*AIM OF THE TASK*:
Going through the material below, please gather all lines with the word "والبقالة" in them.

-- Start --

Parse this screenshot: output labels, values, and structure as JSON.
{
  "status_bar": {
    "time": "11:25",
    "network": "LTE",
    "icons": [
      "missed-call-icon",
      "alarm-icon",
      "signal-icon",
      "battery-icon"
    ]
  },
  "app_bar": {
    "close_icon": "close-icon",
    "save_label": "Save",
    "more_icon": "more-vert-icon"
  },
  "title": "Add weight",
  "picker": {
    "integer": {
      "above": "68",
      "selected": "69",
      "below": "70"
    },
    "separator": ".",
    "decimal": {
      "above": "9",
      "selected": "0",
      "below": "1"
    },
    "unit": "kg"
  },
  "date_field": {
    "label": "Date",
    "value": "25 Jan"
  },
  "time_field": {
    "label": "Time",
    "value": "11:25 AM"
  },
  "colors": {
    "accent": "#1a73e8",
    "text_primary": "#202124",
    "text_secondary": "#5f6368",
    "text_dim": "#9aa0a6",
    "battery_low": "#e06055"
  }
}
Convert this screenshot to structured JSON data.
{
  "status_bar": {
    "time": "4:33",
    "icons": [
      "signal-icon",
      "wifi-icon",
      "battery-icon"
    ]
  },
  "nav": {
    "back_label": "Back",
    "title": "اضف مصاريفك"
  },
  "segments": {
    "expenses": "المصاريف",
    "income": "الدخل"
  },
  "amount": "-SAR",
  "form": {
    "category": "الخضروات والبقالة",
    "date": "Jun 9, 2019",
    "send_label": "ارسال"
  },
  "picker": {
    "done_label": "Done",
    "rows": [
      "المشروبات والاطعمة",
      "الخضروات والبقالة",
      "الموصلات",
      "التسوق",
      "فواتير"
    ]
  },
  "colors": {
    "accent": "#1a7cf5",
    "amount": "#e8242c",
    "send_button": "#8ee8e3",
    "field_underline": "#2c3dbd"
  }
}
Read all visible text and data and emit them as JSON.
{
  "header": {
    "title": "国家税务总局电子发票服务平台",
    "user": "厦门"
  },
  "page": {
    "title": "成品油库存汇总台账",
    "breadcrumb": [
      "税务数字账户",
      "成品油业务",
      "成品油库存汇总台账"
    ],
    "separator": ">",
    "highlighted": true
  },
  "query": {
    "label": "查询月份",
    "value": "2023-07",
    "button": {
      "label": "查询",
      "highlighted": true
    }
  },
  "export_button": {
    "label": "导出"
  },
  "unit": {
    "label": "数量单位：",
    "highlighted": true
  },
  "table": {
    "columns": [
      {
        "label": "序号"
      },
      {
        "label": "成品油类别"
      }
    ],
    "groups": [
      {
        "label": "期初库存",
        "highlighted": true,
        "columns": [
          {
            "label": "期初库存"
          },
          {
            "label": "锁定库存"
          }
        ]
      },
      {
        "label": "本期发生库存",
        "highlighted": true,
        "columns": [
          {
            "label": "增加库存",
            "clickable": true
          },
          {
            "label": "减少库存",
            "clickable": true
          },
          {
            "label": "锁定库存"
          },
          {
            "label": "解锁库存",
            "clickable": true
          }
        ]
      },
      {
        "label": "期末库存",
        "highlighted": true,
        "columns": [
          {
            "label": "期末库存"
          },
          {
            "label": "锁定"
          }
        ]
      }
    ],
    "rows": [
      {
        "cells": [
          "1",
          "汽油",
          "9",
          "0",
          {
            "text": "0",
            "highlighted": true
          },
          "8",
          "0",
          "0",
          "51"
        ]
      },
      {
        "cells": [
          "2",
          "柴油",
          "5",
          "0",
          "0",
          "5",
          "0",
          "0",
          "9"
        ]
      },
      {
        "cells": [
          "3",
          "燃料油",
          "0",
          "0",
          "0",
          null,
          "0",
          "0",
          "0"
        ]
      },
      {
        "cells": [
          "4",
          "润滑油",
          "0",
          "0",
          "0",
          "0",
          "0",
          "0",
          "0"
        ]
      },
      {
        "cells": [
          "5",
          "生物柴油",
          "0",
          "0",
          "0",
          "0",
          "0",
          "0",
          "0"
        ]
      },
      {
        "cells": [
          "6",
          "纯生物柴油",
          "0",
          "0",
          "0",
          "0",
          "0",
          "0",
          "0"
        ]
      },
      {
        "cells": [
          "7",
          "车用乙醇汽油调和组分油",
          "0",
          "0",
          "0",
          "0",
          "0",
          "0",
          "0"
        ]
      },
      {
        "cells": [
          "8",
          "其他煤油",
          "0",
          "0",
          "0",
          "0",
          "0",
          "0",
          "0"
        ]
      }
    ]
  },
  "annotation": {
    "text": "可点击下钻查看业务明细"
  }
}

-- End --

*COMPLETE RESPONSE*:
    "category": "الخضروات والبقالة",
      "الخضروات والبقالة",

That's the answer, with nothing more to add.